■ Short problem ■
Copy, from the entries below, each line in which the string "achievement" appears.

(Collected data entries)
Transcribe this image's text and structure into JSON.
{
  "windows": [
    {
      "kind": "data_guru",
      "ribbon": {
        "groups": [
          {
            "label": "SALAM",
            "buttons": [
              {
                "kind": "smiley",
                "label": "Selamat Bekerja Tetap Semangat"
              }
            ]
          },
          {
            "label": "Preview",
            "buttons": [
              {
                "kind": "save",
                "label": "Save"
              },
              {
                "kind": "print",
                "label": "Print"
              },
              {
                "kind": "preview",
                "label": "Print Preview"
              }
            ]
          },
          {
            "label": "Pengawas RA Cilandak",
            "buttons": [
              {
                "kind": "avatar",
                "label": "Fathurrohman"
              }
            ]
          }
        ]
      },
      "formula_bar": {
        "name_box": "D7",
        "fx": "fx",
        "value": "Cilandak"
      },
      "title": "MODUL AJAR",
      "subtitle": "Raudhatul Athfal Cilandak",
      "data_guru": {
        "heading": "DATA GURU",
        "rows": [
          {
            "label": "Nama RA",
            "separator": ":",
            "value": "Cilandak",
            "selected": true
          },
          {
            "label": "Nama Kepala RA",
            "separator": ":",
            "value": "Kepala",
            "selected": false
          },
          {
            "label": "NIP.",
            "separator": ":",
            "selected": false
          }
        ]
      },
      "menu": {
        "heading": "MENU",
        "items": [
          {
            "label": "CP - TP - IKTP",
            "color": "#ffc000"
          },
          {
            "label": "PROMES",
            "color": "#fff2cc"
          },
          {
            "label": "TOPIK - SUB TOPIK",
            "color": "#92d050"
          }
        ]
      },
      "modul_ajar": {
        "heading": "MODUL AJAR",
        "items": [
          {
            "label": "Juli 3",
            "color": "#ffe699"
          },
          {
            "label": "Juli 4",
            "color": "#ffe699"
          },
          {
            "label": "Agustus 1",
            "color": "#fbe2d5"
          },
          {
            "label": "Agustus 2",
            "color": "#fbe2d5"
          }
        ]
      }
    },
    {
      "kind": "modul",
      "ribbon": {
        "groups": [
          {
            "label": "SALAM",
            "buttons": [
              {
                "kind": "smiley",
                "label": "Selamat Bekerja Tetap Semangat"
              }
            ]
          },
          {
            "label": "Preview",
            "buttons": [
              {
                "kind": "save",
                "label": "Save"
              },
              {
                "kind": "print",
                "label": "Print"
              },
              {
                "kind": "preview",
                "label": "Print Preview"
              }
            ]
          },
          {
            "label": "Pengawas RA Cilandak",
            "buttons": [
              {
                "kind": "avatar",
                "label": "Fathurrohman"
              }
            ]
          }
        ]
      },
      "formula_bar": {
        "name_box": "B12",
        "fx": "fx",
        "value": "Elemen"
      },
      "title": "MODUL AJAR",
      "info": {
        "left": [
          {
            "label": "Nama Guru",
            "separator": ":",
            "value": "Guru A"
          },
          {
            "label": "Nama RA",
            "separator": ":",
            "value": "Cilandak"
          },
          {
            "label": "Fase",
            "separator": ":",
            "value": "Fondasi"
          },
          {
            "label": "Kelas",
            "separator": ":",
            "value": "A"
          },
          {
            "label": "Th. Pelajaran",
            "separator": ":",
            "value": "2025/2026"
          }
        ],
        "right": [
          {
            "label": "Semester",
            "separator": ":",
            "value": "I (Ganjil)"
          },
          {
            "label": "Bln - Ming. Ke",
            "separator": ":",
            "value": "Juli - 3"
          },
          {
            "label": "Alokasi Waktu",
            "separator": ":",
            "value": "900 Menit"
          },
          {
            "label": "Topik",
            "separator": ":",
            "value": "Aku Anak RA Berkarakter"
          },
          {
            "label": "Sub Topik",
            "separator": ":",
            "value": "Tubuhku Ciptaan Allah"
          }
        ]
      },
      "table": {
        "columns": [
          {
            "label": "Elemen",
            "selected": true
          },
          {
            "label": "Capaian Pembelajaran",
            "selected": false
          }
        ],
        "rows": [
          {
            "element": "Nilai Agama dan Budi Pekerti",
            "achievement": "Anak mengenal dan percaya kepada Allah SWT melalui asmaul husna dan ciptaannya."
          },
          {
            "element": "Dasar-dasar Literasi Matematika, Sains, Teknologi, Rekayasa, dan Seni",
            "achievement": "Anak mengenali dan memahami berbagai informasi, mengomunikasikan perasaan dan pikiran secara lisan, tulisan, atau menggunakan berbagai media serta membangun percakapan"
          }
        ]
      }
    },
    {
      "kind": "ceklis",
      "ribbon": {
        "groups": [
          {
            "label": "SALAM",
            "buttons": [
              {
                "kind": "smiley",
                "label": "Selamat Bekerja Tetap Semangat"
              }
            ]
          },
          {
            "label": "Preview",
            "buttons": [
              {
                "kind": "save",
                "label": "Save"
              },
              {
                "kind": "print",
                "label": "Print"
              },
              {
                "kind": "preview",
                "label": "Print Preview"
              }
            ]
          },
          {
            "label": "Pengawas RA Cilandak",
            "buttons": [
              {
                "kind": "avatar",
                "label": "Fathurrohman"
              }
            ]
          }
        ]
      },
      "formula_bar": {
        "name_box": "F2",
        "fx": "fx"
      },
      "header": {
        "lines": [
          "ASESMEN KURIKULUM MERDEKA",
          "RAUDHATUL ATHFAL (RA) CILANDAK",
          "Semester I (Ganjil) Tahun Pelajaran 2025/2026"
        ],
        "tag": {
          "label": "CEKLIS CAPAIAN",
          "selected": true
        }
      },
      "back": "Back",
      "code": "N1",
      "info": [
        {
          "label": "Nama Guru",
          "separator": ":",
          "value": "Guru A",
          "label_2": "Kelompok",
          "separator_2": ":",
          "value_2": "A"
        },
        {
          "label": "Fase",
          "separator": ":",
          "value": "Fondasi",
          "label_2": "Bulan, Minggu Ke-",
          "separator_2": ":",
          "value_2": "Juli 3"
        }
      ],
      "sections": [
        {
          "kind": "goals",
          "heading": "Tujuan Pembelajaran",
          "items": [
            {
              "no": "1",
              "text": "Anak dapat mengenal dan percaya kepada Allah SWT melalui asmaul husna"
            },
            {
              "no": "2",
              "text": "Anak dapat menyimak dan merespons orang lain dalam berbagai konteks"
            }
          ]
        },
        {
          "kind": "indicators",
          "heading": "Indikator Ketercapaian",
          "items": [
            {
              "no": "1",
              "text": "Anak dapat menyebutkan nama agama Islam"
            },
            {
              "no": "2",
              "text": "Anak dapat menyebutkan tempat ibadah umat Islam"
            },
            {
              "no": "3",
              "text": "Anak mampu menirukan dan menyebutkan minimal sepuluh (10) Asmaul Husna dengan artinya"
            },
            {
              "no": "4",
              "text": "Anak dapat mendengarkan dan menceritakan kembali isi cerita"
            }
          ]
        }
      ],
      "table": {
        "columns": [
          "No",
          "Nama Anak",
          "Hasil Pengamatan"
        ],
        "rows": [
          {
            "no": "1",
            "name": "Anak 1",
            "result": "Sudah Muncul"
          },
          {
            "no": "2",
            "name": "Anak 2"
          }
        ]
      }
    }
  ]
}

■ Exercise solution ■
            "achievement": "Anak mengenal dan percaya kepada Allah SWT melalui asmaul husna dan ciptaannya."
            "achievement": "Anak mengenali dan memahami berbagai informasi, mengomunikasikan perasaan dan pikiran secara lisan, tulisan, atau menggunakan berbagai media serta membangun percakapan"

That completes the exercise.